** Exercise prompt **
Count how many lines of the data below contain the string "values"; the reply should be that number alone.

◇ ◇ ◇

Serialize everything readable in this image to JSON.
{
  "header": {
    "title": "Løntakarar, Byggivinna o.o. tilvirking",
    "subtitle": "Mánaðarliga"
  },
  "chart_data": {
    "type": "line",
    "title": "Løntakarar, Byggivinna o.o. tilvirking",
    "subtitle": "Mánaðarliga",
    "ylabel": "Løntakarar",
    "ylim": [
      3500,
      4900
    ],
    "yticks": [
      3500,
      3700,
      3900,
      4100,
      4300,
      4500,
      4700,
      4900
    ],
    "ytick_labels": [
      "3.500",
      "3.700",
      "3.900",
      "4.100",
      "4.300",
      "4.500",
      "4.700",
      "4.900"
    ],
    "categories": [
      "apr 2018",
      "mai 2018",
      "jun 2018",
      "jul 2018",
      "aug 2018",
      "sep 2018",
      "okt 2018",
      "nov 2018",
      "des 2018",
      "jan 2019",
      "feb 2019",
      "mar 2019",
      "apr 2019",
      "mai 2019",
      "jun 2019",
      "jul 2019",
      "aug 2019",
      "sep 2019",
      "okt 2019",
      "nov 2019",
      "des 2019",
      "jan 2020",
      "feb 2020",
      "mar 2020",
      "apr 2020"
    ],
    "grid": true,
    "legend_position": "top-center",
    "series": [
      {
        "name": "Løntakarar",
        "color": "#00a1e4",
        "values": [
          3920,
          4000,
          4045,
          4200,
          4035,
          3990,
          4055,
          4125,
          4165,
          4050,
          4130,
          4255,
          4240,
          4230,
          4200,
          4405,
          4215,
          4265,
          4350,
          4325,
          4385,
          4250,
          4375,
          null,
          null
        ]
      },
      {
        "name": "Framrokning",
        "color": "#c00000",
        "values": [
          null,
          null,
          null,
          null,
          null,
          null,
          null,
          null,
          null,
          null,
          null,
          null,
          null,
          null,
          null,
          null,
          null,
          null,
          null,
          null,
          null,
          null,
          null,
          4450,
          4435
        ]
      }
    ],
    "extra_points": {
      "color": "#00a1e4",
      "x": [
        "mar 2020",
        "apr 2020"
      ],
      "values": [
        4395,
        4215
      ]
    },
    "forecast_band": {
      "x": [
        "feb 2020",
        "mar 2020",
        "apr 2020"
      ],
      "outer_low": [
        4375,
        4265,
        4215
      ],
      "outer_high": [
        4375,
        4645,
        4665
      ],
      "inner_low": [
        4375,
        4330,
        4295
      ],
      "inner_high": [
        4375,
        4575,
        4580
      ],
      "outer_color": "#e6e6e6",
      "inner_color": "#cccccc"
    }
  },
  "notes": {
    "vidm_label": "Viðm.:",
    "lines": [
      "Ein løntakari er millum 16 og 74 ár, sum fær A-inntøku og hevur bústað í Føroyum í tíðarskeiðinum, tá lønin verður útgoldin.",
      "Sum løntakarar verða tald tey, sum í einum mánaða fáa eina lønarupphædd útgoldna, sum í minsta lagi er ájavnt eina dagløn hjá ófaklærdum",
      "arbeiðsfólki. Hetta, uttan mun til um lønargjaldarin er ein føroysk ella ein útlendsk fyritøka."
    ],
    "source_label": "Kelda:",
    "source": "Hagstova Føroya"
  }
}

◇ ◇ ◇

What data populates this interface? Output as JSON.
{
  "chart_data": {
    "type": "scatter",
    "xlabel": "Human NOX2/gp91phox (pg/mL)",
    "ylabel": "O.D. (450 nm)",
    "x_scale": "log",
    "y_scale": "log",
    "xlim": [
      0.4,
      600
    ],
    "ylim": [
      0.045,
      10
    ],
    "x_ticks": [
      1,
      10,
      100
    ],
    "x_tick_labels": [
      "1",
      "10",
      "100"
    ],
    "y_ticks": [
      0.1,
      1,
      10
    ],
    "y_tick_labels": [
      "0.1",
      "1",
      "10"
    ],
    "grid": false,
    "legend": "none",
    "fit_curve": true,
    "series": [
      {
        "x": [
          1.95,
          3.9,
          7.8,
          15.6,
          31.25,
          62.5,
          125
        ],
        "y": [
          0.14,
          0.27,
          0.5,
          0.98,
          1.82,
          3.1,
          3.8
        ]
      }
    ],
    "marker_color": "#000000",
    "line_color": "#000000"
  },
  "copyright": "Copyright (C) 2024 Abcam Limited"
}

◇ ◇ ◇

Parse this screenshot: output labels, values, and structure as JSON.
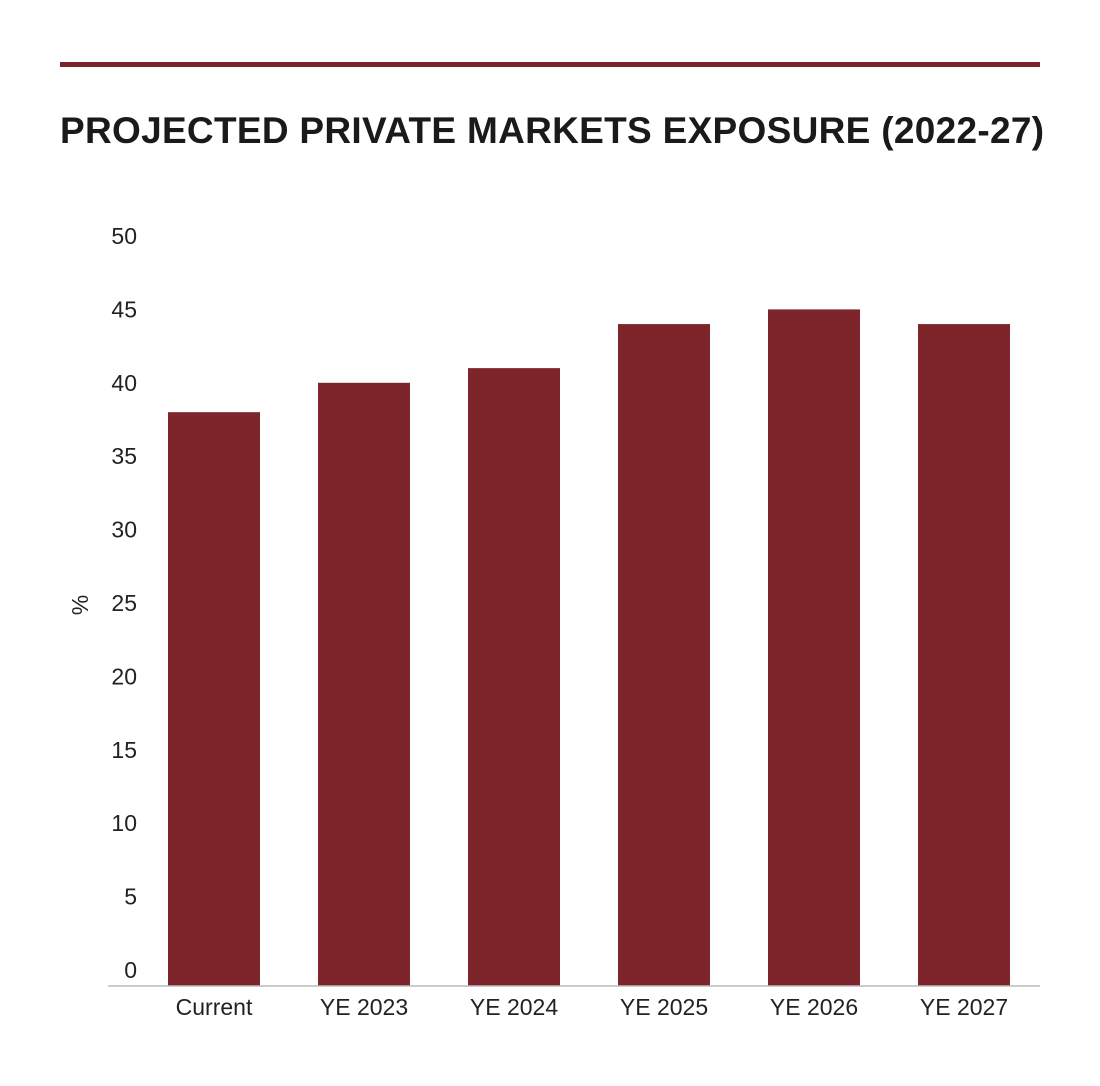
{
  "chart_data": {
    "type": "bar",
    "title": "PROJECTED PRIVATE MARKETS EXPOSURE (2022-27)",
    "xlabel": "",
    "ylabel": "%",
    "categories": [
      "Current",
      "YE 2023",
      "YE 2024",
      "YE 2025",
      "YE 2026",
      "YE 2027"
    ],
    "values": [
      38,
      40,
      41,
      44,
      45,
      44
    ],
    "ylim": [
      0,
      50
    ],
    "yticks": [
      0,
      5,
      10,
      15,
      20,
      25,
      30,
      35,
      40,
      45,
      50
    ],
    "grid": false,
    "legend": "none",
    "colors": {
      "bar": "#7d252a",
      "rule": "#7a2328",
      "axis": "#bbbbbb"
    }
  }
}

◇ ◇ ◇

** Exercise output **
5